Transcribe the data that follows precisely, omitting nothing.
++++++
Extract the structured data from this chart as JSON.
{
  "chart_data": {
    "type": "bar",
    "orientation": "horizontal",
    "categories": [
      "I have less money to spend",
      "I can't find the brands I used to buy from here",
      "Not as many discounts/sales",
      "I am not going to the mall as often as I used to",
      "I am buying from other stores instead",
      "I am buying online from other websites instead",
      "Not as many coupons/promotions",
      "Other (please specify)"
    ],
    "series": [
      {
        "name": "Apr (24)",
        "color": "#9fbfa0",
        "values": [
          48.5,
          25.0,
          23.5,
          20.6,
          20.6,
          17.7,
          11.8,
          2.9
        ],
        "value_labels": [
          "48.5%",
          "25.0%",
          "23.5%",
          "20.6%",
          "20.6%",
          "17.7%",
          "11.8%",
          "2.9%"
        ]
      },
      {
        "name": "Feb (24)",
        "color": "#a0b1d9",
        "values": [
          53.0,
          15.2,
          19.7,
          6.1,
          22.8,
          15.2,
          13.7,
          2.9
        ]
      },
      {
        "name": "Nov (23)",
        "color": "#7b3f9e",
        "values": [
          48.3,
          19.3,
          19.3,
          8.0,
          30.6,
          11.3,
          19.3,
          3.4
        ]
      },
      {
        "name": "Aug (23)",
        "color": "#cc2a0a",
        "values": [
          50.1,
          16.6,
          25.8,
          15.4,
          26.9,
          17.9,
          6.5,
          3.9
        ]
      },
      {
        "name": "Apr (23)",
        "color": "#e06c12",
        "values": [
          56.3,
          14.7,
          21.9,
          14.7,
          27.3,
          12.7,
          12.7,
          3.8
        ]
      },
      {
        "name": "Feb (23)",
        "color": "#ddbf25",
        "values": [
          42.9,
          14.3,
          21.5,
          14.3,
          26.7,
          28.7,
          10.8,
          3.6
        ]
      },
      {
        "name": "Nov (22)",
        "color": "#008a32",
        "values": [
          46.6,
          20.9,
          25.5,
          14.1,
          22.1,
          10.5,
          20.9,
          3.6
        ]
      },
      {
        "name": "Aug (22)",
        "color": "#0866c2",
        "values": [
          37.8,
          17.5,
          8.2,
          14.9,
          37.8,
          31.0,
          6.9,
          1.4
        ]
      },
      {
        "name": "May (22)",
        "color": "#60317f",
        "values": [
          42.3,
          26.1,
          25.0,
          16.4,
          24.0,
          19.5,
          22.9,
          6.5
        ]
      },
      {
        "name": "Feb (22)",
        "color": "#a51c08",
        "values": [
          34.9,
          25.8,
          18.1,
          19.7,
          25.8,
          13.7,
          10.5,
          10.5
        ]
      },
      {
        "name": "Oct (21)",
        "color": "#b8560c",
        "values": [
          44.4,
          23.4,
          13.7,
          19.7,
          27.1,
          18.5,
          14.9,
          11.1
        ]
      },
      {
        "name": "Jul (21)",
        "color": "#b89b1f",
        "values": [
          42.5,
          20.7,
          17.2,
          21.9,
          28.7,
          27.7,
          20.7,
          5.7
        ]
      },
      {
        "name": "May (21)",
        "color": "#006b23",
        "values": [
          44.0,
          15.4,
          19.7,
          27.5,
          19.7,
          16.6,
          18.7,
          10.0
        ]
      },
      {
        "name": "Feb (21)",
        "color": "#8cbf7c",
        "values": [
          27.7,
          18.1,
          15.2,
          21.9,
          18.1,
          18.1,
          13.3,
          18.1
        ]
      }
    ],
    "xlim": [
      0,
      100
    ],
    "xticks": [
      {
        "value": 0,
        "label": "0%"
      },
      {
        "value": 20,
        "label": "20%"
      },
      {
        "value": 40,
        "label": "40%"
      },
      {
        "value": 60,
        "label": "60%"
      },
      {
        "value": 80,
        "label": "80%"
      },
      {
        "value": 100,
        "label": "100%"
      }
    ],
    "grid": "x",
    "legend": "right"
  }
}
++++++
● PROBLEM SOLUTION:
Extract the structured data from this chart as JSON.
{
  "chart_data": {
    "type": "bar",
    "orientation": "horizontal",
    "categories": [
      "I have less money to spend",
      "I can't find the brands I used to buy from here",
      "Not as many discounts/sales",
      "I am not going to the mall as often as I used to",
      "I am buying from other stores instead",
      "I am buying online from other websites instead",
      "Not as many coupons/promotions",
      "Other (please specify)"
    ],
    "series": [
      {
        "name": "Apr (24)",
        "color": "#9fbfa0",
        "values": [
          48.5,
          25.0,
          23.5,
          20.6,
          20.6,
          17.7,
          11.8,
          2.9
        ],
        "value_labels": [
          "48.5%",
          "25.0%",
          "23.5%",
          "20.6%",
          "20.6%",
          "17.7%",
          "11.8%",
          "2.9%"
        ]
      },
      {
        "name": "Feb (24)",
        "color": "#a0b1d9",
        "values": [
          53.0,
          15.2,
          19.7,
          6.1,
          22.8,
          15.2,
          13.7,
          2.9
        ]
      },
      {
        "name": "Nov (23)",
        "color": "#7b3f9e",
        "values": [
          48.3,
          19.3,
          19.3,
          8.0,
          30.6,
          11.3,
          19.3,
          3.4
        ]
      },
      {
        "name": "Aug (23)",
        "color": "#cc2a0a",
        "values": [
          50.1,
          16.6,
          25.8,
          15.4,
          26.9,
          17.9,
          6.5,
          3.9
        ]
      },
      {
        "name": "Apr (23)",
        "color": "#e06c12",
        "values": [
          56.3,
          14.7,
          21.9,
          14.7,
          27.3,
          12.7,
          12.7,
          3.8
        ]
      },
      {
        "name": "Feb (23)",
        "color": "#ddbf25",
        "values": [
          42.9,
          14.3,
          21.5,
          14.3,
          26.7,
          28.7,
          10.8,
          3.6
        ]
      },
      {
        "name": "Nov (22)",
        "color": "#008a32",
        "values": [
          46.6,
          20.9,
          25.5,
          14.1,
          22.1,
          10.5,
          20.9,
          3.6
        ]
      },
      {
        "name": "Aug (22)",
        "color": "#0866c2",
        "values": [
          37.8,
          17.5,
          8.2,
          14.9,
          37.8,
          31.0,
          6.9,
          1.4
        ]
      },
      {
        "name": "May (22)",
        "color": "#60317f",
        "values": [
          42.3,
          26.1,
          25.0,
          16.4,
          24.0,
          19.5,
          22.9,
          6.5
        ]
      },
      {
        "name": "Feb (22)",
        "color": "#a51c08",
        "values": [
          34.9,
          25.8,
          18.1,
          19.7,
          25.8,
          13.7,
          10.5,
          10.5
        ]
      },
      {
        "name": "Oct (21)",
        "color": "#b8560c",
        "values": [
          44.4,
          23.4,
          13.7,
          19.7,
          27.1,
          18.5,
          14.9,
          11.1
        ]
      },
      {
        "name": "Jul (21)",
        "color": "#b89b1f",
        "values": [
          42.5,
          20.7,
          17.2,
          21.9,
          28.7,
          27.7,
          20.7,
          5.7
        ]
      },
      {
        "name": "May (21)",
        "color": "#006b23",
        "values": [
          44.0,
          15.4,
          19.7,
          27.5,
          19.7,
          16.6,
          18.7,
          10.0
        ]
      },
      {
        "name": "Feb (21)",
        "color": "#8cbf7c",
        "values": [
          27.7,
          18.1,
          15.2,
          21.9,
          18.1,
          18.1,
          13.3,
          18.1
        ]
      }
    ],
    "xlim": [
      0,
      100
    ],
    "xticks": [
      {
        "value": 0,
        "label": "0%"
      },
      {
        "value": 20,
        "label": "20%"
      },
      {
        "value": 40,
        "label": "40%"
      },
      {
        "value": 60,
        "label": "60%"
      },
      {
        "value": 80,
        "label": "80%"
      },
      {
        "value": 100,
        "label": "100%"
      }
    ],
    "grid": "x",
    "legend": "right"
  }
}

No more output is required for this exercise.